#### [Quoted passage]
=-=-=
The ISA is distinguished from the micro-architecture, which is the internal design of the processor implementing the instruction set. Processors with different micro-architectures can share a common instruction set. For example, Intel® Core™ processors and processors from Advanced Micro Devices, Inc. of Sunnyvale, Calif. implement nearly identical versions of the x86 instruction set (with some extensions that have been added with newer versions), but have different internal designs. For example, the same register architecture of the ISA may be implemented in different ways in different micro-architectures using well-known techniques, including dedicated physical registers, one or more dynamically allocated physical registers using a register renaming mechanism, etc.

Modern processor cores generally support multithreading to improve its performance efficiency. For example, Intel® Xeon™ cores currently provide 2-way simultaneous multithreading (SMT). Increasing the number of threads per core can bring higher performance to key server applications. However, increasing the number of SMT threads (from two to four or more) is very complex, costly and error-prone.
=-=-=
#### [Raw data]
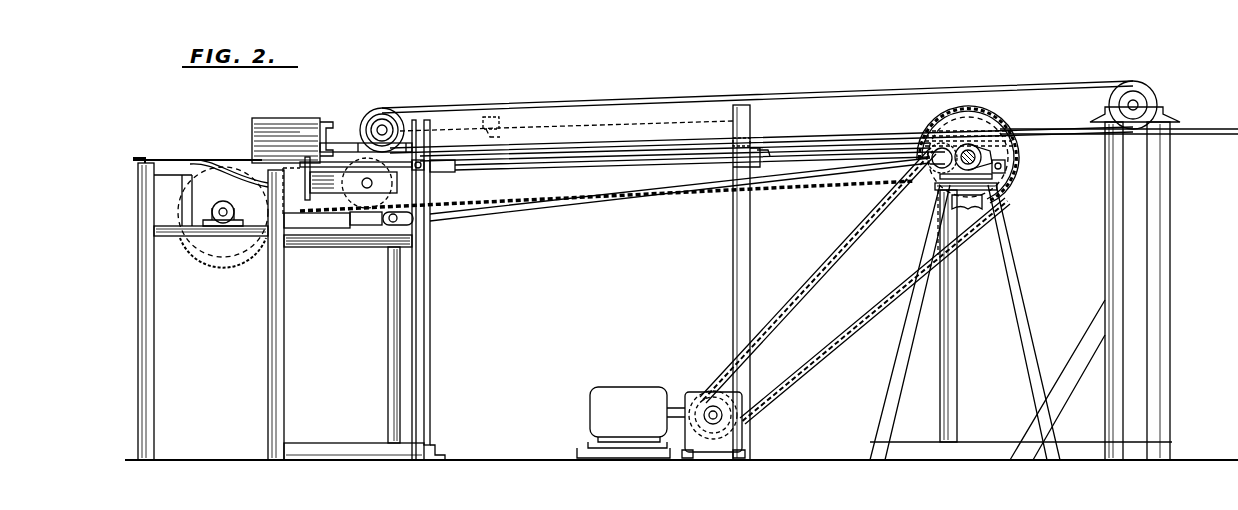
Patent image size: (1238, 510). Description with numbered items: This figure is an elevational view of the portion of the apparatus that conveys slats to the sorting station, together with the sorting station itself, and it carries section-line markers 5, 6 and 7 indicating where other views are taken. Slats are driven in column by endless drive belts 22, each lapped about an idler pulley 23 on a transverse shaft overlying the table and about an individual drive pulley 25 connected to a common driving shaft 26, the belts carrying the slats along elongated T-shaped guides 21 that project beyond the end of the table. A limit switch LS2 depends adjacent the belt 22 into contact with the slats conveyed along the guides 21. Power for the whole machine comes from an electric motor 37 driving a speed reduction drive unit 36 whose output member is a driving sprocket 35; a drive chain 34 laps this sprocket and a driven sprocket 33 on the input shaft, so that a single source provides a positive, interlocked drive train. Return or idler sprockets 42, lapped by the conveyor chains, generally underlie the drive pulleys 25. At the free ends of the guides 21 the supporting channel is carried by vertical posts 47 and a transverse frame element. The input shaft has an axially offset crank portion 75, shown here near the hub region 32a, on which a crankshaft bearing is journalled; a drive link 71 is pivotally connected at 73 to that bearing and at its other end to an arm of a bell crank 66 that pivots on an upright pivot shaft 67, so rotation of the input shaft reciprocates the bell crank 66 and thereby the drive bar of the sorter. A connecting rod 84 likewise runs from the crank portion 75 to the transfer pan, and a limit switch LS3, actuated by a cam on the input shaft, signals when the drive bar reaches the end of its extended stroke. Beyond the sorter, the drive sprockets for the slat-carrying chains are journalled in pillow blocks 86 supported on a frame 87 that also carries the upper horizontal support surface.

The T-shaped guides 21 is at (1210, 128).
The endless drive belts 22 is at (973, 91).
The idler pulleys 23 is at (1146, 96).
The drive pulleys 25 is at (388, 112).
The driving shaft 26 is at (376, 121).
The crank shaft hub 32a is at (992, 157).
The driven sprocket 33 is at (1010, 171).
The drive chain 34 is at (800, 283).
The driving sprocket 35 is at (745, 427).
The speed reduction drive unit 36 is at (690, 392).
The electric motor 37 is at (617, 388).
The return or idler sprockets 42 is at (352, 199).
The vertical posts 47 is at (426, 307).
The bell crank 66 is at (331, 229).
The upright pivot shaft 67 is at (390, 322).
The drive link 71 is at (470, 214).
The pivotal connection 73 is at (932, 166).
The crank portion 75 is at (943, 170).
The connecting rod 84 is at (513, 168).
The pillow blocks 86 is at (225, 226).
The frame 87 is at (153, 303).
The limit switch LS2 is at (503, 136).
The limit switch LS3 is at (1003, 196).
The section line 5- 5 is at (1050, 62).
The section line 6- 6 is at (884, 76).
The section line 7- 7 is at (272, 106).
=-=-=
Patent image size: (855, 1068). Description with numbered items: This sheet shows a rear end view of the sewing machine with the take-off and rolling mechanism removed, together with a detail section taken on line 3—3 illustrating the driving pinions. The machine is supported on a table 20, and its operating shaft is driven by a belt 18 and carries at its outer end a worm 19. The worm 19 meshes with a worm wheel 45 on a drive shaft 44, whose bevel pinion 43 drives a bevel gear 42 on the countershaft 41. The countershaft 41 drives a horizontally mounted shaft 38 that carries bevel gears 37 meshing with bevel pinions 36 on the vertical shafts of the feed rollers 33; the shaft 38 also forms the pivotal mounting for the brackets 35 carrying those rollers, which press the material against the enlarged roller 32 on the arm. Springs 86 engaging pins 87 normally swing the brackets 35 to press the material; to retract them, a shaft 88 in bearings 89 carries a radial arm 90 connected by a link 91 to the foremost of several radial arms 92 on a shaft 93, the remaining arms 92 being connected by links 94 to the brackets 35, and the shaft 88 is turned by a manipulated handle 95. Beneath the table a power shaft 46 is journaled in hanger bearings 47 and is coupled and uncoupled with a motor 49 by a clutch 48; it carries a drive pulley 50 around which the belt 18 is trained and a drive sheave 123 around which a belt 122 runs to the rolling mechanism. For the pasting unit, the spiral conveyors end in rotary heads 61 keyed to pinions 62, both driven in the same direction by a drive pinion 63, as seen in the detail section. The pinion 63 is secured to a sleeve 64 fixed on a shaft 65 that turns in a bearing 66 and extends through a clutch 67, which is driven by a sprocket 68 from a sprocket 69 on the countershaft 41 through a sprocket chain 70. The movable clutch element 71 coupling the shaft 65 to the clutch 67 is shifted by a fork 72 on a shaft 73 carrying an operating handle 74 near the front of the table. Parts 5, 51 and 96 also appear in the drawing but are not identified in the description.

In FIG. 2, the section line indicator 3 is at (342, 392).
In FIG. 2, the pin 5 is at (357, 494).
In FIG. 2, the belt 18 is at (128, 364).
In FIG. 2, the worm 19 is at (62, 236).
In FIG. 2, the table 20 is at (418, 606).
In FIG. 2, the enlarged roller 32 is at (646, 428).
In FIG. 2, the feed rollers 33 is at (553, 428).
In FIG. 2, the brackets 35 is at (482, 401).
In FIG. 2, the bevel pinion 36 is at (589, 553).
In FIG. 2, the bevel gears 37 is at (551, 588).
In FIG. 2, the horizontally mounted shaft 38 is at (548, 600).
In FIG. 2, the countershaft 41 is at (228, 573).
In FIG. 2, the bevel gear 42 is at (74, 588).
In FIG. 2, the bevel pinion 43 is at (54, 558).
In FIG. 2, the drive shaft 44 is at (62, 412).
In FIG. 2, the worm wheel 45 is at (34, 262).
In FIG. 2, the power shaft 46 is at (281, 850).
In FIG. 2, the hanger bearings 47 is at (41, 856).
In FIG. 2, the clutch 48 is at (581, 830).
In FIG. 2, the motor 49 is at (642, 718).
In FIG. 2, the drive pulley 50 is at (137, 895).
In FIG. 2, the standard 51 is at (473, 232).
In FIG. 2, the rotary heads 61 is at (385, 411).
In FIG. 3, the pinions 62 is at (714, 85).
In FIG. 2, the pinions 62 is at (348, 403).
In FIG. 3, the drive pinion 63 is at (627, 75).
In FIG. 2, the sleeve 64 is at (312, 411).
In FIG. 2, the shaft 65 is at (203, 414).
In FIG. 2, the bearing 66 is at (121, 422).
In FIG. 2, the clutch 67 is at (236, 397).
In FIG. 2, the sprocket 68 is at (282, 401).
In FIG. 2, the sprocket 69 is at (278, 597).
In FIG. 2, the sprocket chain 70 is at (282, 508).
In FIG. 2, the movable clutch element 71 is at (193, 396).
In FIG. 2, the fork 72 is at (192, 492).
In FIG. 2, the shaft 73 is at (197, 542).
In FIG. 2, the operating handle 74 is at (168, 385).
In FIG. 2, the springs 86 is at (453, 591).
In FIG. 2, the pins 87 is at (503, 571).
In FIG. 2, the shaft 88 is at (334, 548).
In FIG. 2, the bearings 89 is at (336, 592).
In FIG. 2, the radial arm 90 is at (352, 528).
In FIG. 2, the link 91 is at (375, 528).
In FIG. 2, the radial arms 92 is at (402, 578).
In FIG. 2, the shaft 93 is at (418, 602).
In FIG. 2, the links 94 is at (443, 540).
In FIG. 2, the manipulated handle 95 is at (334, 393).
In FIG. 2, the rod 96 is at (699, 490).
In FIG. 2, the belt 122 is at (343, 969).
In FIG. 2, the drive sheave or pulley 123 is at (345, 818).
=-=-=
#### [Given instruction A]
In the instruction-set passage, what kind of multithreading do Intel® Xeon™ cores currently provide?
#### [Given instruction B]
Return the span of the instruction-set passage between "The ISA is distinguished" and "renaming mechanism, etc.", inclusive.
#### [Given instruction C]
Which words does the instruction-set passage use to describe increasing the number of SMT threads?

#### [Problem solution A]
2-way simultaneous multithreading (SMT).

#### [Problem solution B]
The ISA is distinguished from the micro-architecture, which is the internal design of the processor implementing the instruction set. Processors with different micro-architectures can share a common instruction set. For example, Intel® Core™ processors and processors from Advanced Micro Devices, Inc. of Sunnyvale, Calif. implement nearly identical versions of the x86 instruction set (with some extensions that have been added with newer versions), but have different internal designs. For example, the same register architecture of the ISA may be implemented in different ways in different micro-architectures using well-known techniques, including dedicated physical registers, one or more dynamically allocated physical registers using a register renaming mechanism, etc.

#### [Problem solution C]
complex, costly, error-prone